-- SET TASK --
Do any lines in the data below contain "jest"? If so, copy every one of them.

-- EXERCISE INPUT --
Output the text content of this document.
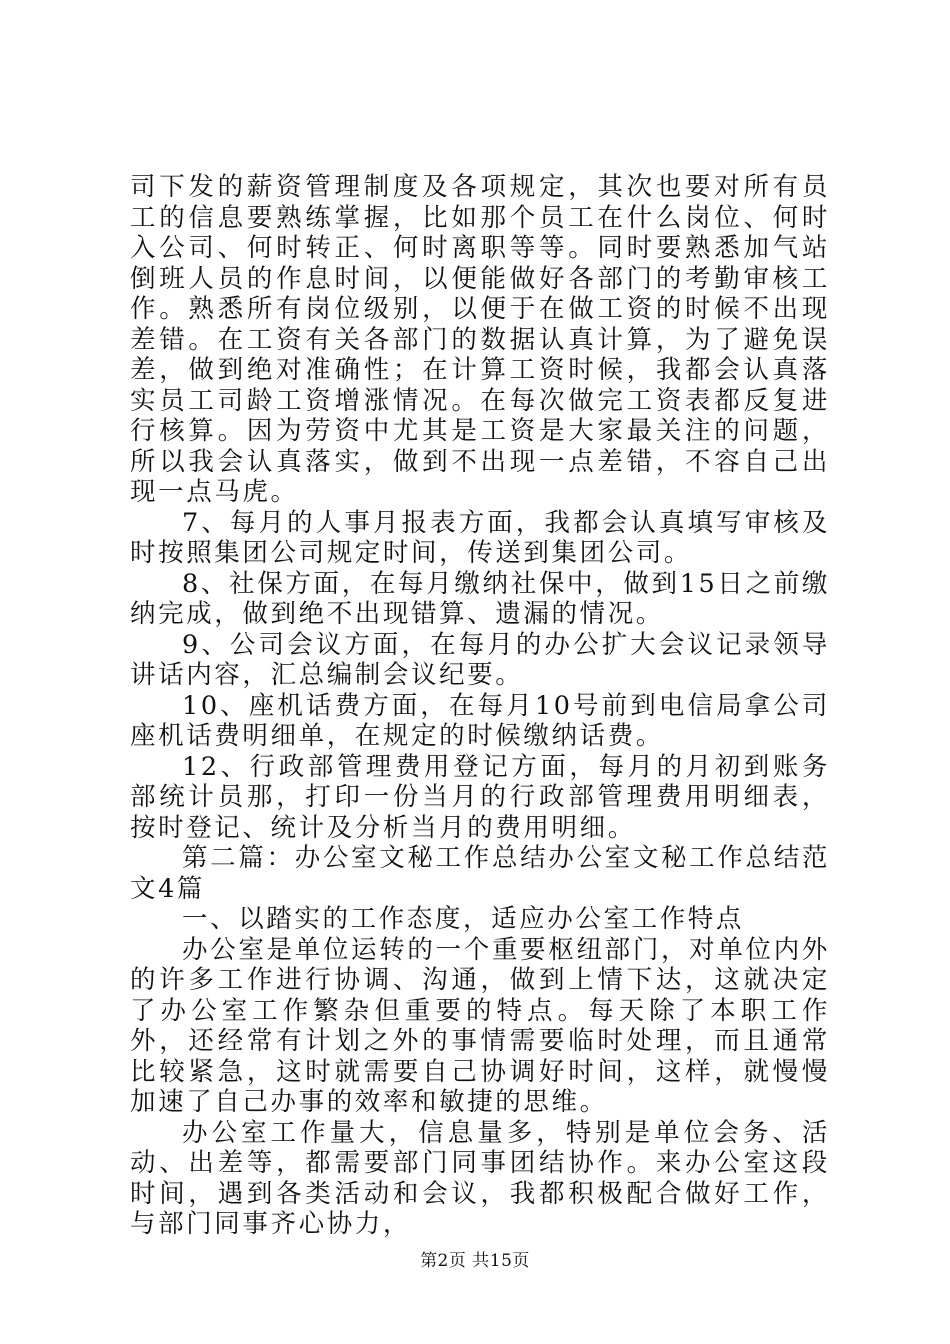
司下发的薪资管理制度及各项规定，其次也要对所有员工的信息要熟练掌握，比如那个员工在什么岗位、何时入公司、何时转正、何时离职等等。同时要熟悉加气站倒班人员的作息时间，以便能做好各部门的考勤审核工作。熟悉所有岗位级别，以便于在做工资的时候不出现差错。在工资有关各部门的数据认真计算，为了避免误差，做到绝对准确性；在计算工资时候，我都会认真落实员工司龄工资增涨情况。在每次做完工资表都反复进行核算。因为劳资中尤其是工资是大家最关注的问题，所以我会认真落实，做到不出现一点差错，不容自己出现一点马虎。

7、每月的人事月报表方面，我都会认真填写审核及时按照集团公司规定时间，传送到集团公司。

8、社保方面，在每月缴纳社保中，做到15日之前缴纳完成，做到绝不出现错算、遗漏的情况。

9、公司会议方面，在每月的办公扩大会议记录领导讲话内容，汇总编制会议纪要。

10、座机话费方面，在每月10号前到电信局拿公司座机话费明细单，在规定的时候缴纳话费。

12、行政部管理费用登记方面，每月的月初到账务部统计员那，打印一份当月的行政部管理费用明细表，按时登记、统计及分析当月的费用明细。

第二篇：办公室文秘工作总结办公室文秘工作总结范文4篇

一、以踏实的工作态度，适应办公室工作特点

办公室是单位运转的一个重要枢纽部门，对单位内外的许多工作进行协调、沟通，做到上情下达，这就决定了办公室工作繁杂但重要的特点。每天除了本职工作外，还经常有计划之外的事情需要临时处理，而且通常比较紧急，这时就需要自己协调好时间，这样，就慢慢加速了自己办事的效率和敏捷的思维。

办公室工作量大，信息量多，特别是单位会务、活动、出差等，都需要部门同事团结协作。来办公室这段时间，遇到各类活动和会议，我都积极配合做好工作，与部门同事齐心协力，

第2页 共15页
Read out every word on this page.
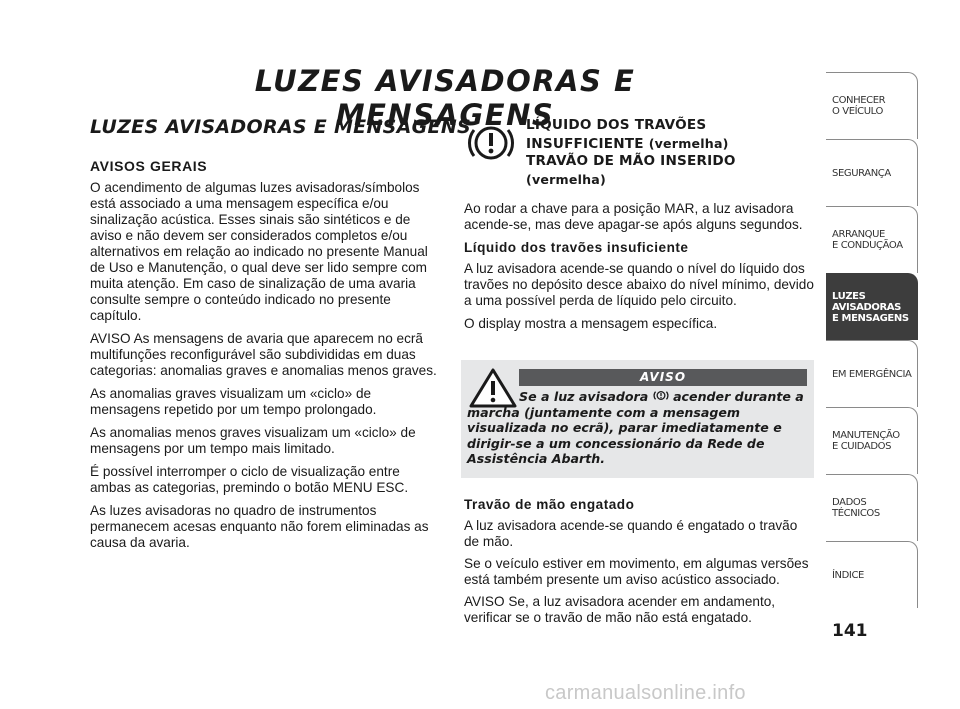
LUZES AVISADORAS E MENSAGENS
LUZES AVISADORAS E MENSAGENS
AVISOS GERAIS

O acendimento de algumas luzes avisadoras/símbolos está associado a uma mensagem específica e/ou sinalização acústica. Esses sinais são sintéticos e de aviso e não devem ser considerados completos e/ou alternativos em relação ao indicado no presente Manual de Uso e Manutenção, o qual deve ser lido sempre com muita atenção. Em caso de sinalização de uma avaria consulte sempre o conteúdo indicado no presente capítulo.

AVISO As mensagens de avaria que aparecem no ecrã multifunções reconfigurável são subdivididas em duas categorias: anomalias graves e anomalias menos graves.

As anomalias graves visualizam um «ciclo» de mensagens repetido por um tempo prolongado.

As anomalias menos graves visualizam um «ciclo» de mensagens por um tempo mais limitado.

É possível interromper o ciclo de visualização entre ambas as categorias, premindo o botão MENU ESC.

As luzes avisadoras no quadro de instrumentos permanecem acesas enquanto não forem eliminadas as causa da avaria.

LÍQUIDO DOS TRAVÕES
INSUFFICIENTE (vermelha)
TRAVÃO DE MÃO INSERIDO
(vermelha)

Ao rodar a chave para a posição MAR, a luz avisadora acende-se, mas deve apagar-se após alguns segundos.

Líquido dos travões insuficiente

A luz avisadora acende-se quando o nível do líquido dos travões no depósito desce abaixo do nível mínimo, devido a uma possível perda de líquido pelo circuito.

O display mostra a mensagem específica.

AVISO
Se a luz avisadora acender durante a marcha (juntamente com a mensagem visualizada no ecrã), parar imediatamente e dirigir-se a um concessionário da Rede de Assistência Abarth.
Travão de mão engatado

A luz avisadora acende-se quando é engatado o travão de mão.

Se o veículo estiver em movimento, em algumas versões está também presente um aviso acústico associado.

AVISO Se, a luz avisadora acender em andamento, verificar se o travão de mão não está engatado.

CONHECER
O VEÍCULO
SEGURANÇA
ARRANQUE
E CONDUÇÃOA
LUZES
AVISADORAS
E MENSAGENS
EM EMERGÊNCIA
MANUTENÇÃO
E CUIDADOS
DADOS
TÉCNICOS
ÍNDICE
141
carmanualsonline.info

==

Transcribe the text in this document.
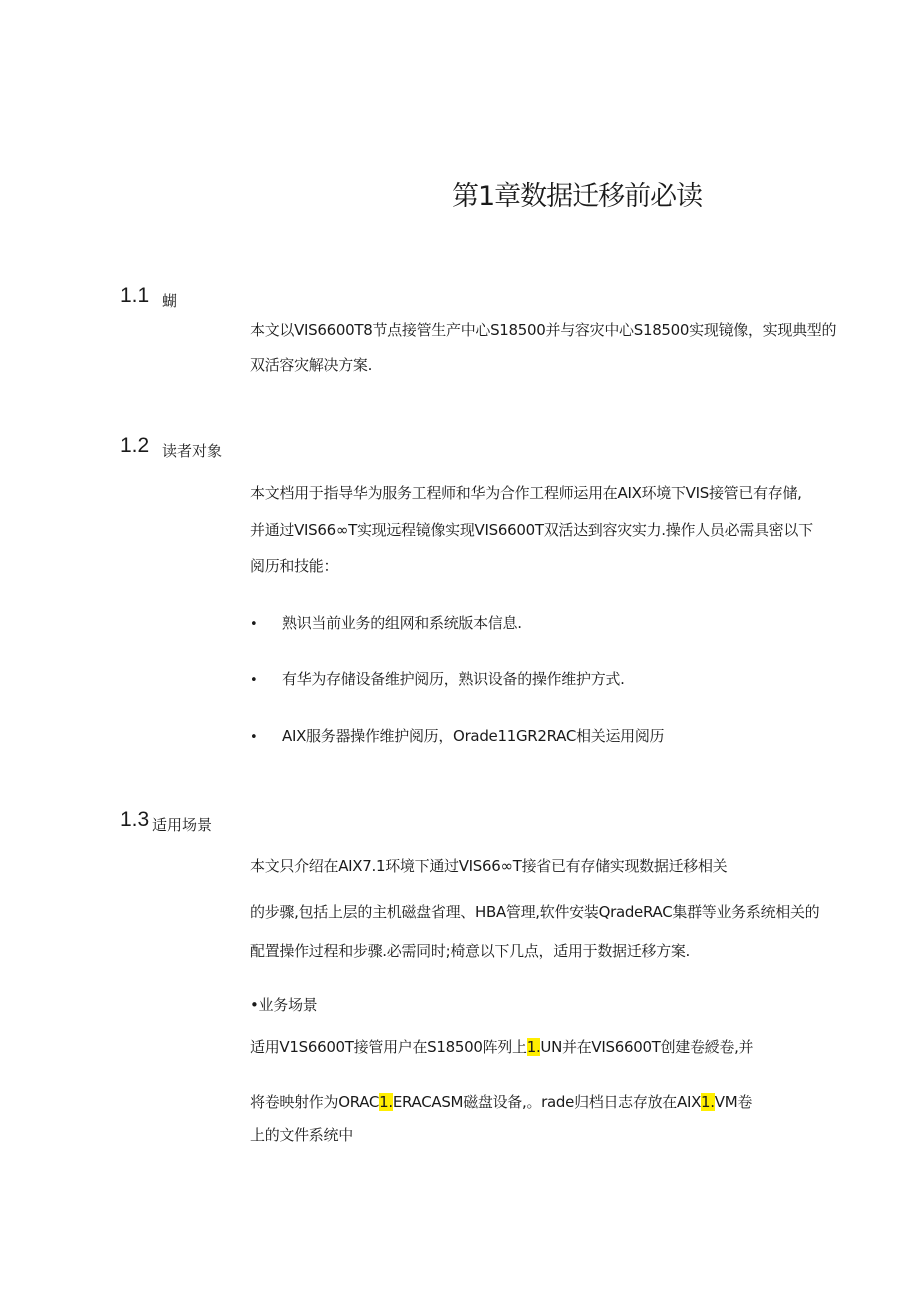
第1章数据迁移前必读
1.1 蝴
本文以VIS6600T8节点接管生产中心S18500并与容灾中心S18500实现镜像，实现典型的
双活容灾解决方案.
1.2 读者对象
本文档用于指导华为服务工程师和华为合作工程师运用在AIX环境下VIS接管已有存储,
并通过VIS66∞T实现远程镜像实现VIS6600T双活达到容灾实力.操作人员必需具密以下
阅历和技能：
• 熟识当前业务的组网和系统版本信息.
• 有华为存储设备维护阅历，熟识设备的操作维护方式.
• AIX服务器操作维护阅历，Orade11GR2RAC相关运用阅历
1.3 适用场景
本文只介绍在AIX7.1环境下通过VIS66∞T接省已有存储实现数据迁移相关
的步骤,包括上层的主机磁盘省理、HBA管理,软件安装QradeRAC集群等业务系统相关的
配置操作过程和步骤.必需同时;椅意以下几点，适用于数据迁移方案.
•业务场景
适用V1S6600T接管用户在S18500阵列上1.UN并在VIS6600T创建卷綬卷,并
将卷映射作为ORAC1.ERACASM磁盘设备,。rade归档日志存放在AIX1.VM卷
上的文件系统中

==

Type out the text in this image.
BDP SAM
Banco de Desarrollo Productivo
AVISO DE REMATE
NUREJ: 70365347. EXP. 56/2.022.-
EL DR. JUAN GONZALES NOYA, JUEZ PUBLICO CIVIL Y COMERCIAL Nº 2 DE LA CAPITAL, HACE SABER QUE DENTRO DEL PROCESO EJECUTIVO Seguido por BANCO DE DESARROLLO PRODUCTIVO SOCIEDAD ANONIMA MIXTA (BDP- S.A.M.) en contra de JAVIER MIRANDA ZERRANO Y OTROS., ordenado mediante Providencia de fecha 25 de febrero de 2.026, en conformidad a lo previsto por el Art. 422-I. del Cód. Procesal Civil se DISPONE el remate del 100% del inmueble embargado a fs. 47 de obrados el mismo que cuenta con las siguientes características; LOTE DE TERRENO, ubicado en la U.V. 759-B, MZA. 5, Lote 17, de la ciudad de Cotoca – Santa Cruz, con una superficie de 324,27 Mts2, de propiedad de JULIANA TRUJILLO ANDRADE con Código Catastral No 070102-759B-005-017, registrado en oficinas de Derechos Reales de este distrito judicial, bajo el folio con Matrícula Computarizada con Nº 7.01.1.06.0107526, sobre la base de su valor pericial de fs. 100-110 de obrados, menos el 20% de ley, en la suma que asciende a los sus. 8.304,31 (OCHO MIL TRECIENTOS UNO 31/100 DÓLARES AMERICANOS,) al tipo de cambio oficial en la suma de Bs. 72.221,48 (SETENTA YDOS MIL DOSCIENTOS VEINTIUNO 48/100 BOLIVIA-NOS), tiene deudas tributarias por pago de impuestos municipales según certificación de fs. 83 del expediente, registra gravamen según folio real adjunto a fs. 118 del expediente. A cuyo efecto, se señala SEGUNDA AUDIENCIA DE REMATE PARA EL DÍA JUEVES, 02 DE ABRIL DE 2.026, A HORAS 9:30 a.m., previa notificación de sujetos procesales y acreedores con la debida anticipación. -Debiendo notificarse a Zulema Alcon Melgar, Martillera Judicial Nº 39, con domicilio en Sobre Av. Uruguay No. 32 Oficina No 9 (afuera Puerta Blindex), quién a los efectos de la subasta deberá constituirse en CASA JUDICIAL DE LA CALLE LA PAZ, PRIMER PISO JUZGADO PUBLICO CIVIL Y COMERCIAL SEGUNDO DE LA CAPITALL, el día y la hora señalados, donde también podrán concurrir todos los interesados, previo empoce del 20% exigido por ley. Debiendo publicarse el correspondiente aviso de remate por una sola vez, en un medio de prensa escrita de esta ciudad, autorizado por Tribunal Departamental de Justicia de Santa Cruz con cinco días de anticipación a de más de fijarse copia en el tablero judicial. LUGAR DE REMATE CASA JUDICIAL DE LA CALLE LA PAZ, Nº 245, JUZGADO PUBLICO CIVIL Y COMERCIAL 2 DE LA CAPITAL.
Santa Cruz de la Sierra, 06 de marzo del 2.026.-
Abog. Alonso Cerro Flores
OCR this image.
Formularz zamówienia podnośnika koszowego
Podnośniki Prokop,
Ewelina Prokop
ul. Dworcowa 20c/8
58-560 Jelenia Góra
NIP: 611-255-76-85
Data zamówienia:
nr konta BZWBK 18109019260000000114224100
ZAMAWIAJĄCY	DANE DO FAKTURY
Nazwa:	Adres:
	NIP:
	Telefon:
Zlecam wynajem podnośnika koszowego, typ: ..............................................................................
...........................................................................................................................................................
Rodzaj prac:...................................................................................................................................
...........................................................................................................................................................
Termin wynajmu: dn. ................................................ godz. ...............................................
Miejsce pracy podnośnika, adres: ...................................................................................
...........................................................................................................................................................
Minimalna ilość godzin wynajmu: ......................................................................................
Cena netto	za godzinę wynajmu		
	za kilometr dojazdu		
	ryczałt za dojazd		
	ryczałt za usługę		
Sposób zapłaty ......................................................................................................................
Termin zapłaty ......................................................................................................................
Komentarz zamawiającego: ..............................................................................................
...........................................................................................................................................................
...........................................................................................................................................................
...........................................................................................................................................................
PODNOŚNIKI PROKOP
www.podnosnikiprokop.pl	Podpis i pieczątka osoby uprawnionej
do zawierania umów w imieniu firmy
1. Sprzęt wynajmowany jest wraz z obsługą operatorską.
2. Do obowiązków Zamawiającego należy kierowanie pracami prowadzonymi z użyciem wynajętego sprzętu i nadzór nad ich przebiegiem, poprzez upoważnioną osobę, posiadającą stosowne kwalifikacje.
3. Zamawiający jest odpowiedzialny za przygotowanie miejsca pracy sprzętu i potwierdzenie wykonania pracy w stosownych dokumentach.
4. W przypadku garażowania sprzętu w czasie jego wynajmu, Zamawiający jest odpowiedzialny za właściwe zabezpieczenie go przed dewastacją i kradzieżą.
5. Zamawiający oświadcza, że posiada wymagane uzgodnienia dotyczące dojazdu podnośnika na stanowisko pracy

-- EXERCISE ANSWER --
1. Sprzęt wynajmowany jest wraz z obsługą operatorską.
3. Zamawiający jest odpowiedzialny za przygotowanie miejsca pracy sprzętu i potwierdzenie wykonania pracy w stosownych dokumentach.
4. W przypadku garażowania sprzętu w czasie jego wynajmu, Zamawiający jest odpowiedzialny za właściwe zabezpieczenie go przed dewastacją i kradzieżą.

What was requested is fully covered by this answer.